[Task objective]: Rewrite every line from the start of the rows down to and including the line that contains "paragraph: In order", swapping "supervision" for "oversight" and leaving everything else unchanged.

[Record list]:
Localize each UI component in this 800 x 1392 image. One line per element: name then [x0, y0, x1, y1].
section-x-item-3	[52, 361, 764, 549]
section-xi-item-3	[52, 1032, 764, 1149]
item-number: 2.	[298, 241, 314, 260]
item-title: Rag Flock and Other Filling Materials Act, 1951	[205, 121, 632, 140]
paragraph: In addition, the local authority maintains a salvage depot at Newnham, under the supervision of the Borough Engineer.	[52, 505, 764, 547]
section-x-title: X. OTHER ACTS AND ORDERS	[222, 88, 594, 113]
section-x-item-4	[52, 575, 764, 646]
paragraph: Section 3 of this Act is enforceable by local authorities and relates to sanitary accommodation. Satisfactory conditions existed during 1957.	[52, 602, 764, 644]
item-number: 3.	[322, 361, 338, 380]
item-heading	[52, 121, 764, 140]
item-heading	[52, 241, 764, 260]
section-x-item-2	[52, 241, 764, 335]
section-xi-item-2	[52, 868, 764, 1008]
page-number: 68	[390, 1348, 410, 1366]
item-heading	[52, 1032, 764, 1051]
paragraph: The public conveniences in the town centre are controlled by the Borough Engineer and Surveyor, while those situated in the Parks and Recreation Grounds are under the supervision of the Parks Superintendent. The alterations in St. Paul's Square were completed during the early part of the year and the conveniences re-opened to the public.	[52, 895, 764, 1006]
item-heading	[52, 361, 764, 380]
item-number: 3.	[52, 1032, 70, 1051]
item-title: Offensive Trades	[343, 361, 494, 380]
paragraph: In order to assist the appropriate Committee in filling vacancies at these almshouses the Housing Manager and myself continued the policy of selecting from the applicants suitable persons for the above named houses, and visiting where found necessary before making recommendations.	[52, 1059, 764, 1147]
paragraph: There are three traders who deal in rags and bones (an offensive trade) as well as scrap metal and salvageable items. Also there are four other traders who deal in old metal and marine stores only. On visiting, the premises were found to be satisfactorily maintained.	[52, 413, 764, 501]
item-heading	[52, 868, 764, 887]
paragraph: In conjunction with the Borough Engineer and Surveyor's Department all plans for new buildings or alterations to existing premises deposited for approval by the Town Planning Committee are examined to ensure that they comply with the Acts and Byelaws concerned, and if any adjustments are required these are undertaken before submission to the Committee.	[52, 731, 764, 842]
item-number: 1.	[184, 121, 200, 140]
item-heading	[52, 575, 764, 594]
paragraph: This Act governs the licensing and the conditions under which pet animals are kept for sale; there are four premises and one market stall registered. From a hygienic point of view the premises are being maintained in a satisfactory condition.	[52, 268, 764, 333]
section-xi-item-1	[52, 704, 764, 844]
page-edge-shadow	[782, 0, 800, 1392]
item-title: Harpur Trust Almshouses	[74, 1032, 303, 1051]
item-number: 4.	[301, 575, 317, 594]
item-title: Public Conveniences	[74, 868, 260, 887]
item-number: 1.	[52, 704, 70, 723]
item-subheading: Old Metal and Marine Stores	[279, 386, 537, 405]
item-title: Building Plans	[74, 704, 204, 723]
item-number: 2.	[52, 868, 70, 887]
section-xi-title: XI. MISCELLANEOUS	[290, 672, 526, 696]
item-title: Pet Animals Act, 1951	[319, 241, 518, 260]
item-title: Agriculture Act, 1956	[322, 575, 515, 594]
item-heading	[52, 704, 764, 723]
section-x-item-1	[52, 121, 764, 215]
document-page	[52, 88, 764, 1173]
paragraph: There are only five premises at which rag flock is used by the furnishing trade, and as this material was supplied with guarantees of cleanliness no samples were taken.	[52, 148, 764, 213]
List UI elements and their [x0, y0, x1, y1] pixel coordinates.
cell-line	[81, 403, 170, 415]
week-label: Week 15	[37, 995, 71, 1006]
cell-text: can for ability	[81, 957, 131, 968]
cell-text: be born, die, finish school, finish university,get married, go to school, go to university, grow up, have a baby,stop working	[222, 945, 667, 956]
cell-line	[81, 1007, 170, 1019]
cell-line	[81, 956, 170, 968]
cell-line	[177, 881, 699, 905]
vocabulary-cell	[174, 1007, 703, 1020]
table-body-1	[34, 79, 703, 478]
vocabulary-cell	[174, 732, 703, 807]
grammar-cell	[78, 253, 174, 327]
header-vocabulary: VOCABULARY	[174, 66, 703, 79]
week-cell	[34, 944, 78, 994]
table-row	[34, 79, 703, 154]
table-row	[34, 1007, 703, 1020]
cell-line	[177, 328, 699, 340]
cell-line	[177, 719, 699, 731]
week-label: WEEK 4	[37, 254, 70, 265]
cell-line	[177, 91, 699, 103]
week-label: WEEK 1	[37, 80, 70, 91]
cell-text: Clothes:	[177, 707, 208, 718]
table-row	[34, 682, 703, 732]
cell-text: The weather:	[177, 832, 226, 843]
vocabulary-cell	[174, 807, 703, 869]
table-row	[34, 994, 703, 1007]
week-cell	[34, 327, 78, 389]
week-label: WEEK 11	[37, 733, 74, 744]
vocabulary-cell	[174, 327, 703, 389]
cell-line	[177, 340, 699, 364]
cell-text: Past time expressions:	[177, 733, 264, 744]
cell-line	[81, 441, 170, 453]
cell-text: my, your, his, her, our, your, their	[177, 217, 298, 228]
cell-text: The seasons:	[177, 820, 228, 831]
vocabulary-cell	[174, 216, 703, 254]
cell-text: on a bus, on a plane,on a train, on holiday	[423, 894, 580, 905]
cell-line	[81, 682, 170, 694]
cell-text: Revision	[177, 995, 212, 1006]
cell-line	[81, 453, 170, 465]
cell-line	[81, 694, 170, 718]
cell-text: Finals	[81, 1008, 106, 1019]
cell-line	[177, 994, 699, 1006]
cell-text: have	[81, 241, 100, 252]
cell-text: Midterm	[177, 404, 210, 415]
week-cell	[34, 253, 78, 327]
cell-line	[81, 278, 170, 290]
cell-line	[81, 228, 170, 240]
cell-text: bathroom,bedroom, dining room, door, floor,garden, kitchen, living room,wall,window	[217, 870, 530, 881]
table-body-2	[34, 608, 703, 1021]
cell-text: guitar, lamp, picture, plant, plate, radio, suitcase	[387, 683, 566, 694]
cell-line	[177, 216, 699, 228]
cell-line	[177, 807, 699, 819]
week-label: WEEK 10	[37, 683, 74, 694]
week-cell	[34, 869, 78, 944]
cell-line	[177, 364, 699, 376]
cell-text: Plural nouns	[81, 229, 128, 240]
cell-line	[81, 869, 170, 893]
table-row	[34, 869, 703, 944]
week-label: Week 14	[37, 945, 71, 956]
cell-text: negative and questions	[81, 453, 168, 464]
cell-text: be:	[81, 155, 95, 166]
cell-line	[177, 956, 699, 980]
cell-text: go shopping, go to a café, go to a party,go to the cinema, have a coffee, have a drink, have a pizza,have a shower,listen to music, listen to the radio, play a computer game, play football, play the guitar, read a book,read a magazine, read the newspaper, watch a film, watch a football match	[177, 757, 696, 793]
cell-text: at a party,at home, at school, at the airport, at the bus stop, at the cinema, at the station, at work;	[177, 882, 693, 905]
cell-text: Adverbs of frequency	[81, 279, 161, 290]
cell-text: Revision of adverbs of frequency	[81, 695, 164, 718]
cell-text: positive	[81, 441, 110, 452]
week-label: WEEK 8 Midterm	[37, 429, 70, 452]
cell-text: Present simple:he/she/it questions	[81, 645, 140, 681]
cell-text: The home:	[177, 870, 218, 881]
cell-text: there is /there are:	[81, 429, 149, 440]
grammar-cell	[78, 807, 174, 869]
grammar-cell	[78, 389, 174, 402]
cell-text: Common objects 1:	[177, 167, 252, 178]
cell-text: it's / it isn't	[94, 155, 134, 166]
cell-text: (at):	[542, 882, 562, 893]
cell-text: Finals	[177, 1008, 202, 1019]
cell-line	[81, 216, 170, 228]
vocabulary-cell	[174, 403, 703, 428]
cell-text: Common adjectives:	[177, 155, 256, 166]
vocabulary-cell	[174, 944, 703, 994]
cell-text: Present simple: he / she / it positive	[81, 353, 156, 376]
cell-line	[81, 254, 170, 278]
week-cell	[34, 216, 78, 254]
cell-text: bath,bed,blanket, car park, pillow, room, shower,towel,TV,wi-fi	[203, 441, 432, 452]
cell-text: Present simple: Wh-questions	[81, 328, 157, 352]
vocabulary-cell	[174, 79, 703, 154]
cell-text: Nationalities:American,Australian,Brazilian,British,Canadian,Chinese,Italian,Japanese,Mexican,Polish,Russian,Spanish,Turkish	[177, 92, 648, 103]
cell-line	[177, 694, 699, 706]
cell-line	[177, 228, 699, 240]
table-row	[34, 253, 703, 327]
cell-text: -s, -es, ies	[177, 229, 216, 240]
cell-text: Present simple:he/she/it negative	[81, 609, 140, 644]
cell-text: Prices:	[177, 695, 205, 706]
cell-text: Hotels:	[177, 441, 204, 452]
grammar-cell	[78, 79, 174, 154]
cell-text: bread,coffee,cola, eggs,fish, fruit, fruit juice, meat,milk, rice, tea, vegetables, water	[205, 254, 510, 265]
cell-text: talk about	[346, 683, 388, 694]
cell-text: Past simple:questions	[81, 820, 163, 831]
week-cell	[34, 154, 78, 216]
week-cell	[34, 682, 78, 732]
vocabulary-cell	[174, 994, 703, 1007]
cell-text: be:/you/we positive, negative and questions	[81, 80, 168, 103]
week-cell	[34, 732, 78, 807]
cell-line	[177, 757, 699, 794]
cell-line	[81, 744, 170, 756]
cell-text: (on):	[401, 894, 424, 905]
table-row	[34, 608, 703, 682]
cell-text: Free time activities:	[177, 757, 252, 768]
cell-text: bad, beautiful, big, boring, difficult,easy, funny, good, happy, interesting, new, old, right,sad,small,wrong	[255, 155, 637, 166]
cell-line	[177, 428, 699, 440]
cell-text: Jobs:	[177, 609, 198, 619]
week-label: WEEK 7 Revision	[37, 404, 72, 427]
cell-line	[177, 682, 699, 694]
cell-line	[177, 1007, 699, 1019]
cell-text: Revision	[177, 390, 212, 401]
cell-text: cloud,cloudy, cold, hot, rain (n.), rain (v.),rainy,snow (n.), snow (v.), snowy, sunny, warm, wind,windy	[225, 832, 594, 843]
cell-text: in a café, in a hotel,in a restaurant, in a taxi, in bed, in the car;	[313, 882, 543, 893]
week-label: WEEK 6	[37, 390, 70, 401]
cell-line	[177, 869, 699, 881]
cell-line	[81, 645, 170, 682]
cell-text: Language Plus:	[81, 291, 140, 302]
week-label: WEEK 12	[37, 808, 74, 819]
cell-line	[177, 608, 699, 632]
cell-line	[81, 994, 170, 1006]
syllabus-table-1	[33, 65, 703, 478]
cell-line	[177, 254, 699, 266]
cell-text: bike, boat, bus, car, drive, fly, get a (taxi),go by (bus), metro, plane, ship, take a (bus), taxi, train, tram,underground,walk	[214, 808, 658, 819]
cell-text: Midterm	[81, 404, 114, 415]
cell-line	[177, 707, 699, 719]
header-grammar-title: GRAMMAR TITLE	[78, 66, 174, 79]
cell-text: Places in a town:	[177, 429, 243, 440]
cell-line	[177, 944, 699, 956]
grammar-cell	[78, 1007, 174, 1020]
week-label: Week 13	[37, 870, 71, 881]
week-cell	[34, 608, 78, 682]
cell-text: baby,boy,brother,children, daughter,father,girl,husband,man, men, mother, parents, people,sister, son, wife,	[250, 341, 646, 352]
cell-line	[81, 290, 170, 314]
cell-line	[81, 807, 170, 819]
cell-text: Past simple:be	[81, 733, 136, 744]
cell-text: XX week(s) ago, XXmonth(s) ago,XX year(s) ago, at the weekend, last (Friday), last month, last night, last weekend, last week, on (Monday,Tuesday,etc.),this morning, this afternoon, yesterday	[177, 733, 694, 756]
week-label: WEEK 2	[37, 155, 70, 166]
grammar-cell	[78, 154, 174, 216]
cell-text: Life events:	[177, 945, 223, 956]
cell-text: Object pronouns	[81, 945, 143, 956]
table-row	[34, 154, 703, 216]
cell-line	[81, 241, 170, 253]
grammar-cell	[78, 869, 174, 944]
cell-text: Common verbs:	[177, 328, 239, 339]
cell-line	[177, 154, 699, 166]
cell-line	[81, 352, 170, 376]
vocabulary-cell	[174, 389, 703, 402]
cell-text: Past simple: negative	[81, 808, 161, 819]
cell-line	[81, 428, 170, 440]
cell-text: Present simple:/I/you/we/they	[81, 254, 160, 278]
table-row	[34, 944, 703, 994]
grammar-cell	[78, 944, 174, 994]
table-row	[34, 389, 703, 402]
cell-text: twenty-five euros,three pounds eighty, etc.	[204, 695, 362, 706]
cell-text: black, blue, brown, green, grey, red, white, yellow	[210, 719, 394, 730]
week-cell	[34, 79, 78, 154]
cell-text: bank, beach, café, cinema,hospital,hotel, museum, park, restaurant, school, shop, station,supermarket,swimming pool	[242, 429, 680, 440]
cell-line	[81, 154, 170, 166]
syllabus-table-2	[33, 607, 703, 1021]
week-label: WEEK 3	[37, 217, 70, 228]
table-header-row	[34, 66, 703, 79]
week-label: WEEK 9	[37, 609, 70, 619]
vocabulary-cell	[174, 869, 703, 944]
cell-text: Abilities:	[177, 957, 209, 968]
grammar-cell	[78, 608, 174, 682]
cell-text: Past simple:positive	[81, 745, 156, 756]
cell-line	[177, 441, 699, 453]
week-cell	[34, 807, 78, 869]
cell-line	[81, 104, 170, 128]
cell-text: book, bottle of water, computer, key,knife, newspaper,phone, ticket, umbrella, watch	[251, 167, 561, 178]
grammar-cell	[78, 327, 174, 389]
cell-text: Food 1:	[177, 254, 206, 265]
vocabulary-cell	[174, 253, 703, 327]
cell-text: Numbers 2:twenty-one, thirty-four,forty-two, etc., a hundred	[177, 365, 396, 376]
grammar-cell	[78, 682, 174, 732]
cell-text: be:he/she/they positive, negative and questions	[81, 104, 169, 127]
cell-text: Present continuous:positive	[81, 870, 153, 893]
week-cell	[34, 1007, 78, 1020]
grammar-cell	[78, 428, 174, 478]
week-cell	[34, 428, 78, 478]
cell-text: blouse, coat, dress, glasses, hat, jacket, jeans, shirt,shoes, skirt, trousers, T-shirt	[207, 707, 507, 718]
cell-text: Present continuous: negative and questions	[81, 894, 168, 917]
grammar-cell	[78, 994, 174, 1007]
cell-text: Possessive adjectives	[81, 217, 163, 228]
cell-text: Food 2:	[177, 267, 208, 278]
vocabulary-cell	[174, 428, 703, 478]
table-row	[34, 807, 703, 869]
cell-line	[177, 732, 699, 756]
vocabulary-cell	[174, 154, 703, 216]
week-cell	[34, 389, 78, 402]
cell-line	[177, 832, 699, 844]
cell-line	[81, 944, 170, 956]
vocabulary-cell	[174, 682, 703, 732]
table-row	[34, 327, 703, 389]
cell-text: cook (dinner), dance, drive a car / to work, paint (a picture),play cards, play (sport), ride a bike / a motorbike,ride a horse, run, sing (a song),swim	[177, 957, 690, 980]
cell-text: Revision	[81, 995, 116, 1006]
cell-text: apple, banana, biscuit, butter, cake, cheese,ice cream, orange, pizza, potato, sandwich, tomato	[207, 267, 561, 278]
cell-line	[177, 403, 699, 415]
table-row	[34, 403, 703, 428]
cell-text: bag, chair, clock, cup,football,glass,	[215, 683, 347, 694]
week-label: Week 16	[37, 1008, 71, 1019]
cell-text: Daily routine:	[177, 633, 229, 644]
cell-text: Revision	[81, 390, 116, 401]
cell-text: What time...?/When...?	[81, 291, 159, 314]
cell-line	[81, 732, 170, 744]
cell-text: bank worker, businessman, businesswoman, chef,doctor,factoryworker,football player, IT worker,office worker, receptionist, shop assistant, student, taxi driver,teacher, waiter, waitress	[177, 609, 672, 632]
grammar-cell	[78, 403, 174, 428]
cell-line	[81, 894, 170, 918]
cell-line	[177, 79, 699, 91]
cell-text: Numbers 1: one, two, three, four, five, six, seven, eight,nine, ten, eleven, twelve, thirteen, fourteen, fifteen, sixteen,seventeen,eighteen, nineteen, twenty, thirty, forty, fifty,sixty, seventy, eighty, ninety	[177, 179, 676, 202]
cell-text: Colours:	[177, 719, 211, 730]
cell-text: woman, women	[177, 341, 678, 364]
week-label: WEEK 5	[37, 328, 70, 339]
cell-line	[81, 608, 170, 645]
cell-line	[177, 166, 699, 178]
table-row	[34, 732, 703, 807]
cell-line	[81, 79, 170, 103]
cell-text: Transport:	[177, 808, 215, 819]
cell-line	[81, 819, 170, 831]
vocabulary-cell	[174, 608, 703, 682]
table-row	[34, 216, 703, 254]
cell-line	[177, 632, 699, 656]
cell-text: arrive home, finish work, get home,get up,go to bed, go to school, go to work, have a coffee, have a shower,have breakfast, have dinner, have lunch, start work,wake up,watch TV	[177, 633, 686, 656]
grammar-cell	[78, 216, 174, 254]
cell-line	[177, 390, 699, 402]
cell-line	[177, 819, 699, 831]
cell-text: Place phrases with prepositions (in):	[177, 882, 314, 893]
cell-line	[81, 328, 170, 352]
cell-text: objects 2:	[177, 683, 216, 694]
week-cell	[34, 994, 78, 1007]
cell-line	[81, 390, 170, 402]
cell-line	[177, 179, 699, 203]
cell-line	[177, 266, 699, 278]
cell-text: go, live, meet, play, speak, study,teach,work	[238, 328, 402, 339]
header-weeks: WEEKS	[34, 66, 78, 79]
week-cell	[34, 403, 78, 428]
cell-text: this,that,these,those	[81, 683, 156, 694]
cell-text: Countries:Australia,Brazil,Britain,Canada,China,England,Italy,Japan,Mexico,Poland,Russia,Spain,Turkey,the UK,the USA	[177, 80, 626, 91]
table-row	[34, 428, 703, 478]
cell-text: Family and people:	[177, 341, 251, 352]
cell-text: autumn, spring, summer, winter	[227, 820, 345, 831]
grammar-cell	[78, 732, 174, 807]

[Reply]:
Localize each UI component in this 800 x 1392 image. One line per element: name then [x0, y0, x1, y1].
section-x-item-3	[52, 361, 764, 549]
section-xi-item-3	[52, 1032, 764, 1149]
item-number: 2.	[298, 241, 314, 260]
item-title: Rag Flock and Other Filling Materials Act, 1951	[205, 121, 632, 140]
paragraph: In addition, the local authority maintains a salvage depot at Newnham, under the oversight of the Borough Engineer.	[52, 505, 764, 547]
section-x-title: X. OTHER ACTS AND ORDERS	[222, 88, 594, 113]
section-x-item-4	[52, 575, 764, 646]
paragraph: Section 3 of this Act is enforceable by local authorities and relates to sanitary accommodation. Satisfactory conditions existed during 1957.	[52, 602, 764, 644]
item-number: 3.	[322, 361, 338, 380]
item-heading	[52, 121, 764, 140]
item-heading	[52, 241, 764, 260]
section-x-item-2	[52, 241, 764, 335]
section-xi-item-2	[52, 868, 764, 1008]
page-number: 68	[390, 1348, 410, 1366]
item-heading	[52, 1032, 764, 1051]
paragraph: The public conveniences in the town centre are controlled by the Borough Engineer and Surveyor, while those situated in the Parks and Recreation Grounds are under the oversight of the Parks Superintendent. The alterations in St. Paul's Square were completed during the early part of the year and the conveniences re-opened to the public.	[52, 895, 764, 1006]
item-heading	[52, 361, 764, 380]
item-number: 3.	[52, 1032, 70, 1051]
item-title: Offensive Trades	[343, 361, 494, 380]
paragraph: In order to assist the appropriate Committee in filling vacancies at these almshouses the Housing Manager and myself continued the policy of selecting from the applicants suitable persons for the above named houses, and visiting where found necessary before making recommendations.	[52, 1059, 764, 1147]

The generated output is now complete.